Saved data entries

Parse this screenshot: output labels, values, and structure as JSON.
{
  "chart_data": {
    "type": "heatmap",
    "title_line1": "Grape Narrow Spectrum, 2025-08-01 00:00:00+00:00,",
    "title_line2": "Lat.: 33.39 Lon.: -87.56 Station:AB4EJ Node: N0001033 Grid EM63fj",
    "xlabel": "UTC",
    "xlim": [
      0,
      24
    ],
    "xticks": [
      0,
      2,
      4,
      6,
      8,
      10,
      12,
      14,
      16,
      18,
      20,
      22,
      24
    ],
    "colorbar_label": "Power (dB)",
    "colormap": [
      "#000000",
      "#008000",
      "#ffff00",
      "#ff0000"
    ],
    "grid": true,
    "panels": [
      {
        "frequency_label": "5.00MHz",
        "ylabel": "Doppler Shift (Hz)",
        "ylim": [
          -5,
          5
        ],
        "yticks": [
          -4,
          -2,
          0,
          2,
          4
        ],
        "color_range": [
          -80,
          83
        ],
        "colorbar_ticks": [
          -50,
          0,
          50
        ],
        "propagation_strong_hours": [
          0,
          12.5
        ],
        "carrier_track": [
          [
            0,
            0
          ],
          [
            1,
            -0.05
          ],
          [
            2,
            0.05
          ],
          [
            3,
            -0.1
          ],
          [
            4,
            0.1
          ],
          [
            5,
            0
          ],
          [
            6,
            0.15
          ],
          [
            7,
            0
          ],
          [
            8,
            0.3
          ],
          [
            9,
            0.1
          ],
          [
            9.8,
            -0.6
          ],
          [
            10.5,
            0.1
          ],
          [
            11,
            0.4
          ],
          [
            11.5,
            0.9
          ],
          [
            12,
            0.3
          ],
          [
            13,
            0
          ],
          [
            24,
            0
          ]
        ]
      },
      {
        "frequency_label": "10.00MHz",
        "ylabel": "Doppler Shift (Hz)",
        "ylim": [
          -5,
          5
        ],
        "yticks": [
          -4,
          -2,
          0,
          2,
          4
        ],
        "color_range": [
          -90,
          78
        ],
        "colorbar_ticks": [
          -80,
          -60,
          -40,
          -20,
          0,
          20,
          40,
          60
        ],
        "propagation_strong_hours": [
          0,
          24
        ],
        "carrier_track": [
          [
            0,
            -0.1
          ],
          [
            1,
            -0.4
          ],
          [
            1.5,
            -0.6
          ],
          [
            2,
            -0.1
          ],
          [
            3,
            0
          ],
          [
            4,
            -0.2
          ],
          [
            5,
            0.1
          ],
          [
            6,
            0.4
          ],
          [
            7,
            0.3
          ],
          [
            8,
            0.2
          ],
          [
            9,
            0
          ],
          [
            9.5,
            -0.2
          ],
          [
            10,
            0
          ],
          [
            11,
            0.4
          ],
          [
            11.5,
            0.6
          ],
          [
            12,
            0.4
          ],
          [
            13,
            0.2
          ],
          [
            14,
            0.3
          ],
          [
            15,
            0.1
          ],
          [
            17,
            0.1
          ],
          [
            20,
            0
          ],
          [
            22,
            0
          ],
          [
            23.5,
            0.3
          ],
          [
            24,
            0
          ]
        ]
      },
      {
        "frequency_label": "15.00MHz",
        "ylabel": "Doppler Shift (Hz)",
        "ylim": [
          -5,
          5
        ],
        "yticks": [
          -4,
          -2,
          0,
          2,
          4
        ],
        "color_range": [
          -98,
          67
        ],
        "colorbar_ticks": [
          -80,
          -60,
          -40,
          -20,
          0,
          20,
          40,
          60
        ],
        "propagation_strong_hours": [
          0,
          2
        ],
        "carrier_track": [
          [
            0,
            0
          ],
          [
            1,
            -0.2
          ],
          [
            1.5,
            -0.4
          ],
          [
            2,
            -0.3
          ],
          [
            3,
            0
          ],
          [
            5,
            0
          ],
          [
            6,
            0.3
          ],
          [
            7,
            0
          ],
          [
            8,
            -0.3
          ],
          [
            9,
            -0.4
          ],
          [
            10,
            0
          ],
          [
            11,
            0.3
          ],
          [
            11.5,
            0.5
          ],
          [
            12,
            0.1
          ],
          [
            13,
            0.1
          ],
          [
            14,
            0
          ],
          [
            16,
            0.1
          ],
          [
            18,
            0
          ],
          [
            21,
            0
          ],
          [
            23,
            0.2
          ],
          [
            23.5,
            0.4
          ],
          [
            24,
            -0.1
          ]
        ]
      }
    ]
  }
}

---

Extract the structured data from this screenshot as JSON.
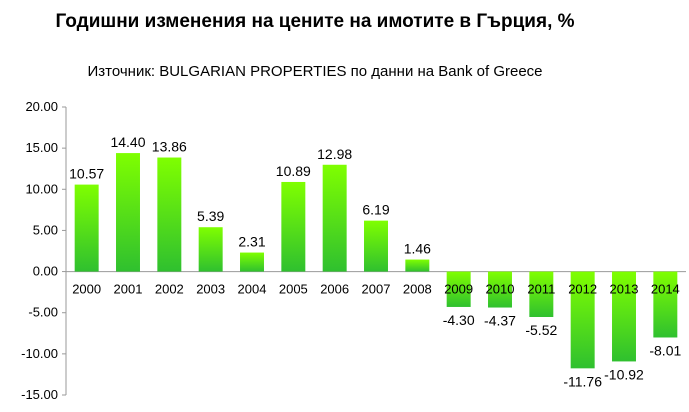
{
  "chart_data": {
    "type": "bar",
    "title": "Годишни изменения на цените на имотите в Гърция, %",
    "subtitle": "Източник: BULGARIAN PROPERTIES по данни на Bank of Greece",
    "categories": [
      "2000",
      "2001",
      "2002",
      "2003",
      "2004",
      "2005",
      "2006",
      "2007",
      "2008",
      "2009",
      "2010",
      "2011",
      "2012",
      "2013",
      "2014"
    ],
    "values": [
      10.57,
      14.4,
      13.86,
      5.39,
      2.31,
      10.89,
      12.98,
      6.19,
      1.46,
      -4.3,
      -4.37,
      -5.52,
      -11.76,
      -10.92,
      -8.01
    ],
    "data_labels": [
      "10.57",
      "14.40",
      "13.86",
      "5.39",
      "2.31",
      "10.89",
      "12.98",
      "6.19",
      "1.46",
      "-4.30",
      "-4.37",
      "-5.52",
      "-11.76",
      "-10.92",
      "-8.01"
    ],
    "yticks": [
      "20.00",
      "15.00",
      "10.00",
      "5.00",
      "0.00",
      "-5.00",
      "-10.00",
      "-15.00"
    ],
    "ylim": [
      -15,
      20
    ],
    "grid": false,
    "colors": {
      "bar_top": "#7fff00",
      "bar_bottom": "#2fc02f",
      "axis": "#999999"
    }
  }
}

[The request]:
Go through the lines above. Select every one that has the string "screenshot".

[Solution to the exercise]:
Parse this screenshot: output labels, values, and structure as JSON.
Extract the structured data from this screenshot as JSON.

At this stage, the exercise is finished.